DATASET RECORDS:
========

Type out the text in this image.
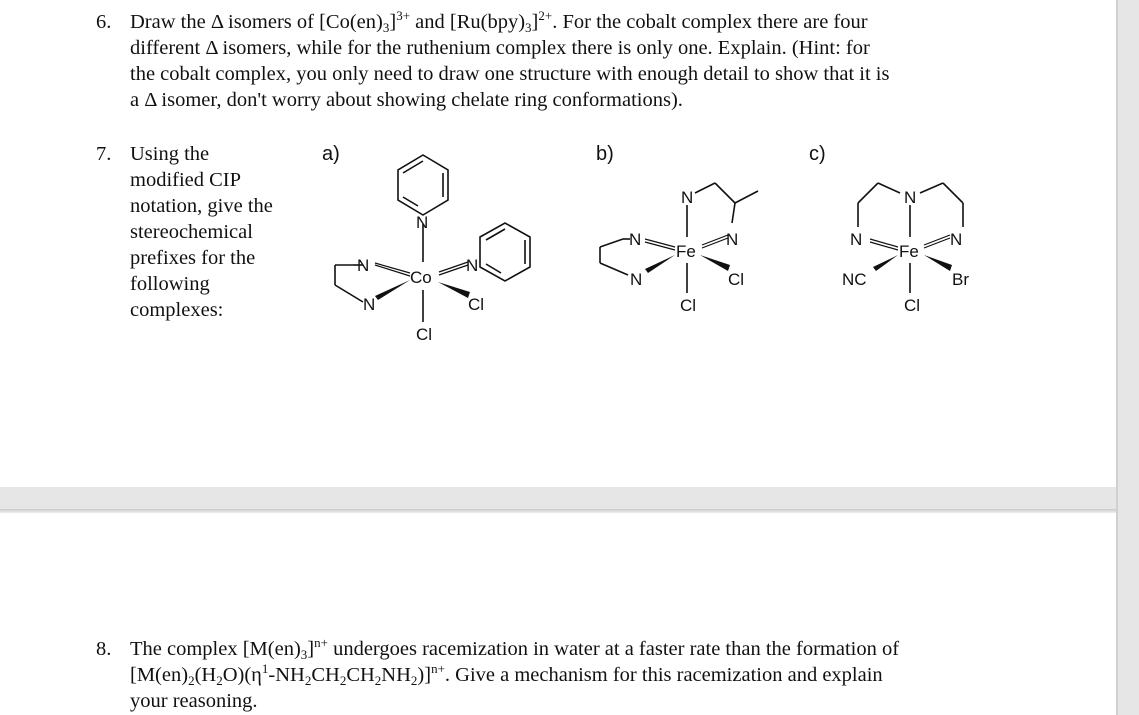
6. Draw the Δ isomers of $[Co(en)_3]^{3+}$ and $[Ru(bpy)_3]^{2+}$. For the cobalt complex there are four
different Δ isomers, while for the ruthenium complex there is only one. Explain. (Hint: for
the cobalt complex, you only need to draw one structure with enough detail to show that it is
a Δ isomer, don't worry about showing chelate ring conformations).
7. Using the
modified CIP
notation, give the
stereochemical
prefixes for the
following
complexes:
a)	b)	c)
N
N
Co
N
N	Cl
Cl
N
N
Fe
N
N	Cl
Cl
N
N
Fe
N
NC	Br
Cl
8. The complex $[M(en)_3]^{n+}$ undergoes racemization in water at a faster rate than the formation of
$[M(en)_2(H_2O)(\eta^1-NH_2CH_2CH_2NH_2)]^{n+}$. Give a mechanism for this racemization and explain
your reasoning.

========

EXERCISE DIRECTIONS:
Leave out the pictures and repeat everything else in the records exactly.

FINISHED TASK:
Type out the text in this image.
6. Draw the Δ isomers of $[Co(en)_3]^{3+}$ and $[Ru(bpy)_3]^{2+}$. For the cobalt complex there are four
different Δ isomers, while for the ruthenium complex there is only one. Explain. (Hint: for
the cobalt complex, you only need to draw one structure with enough detail to show that it is
a Δ isomer, don't worry about showing chelate ring conformations).
7. Using the
modified CIP
notation, give the
stereochemical
prefixes for the
following
complexes:
a)	b)	c)
N
N
Co
N
N	Cl
Cl
N
N
Fe
N
N	Cl
Cl
N
N
Fe
N
NC	Br
Cl
8. The complex $[M(en)_3]^{n+}$ undergoes racemization in water at a faster rate than the formation of
$[M(en)_2(H_2O)(\eta^1-NH_2CH_2CH_2NH_2)]^{n+}$. Give a mechanism for this racemization and explain
your reasoning.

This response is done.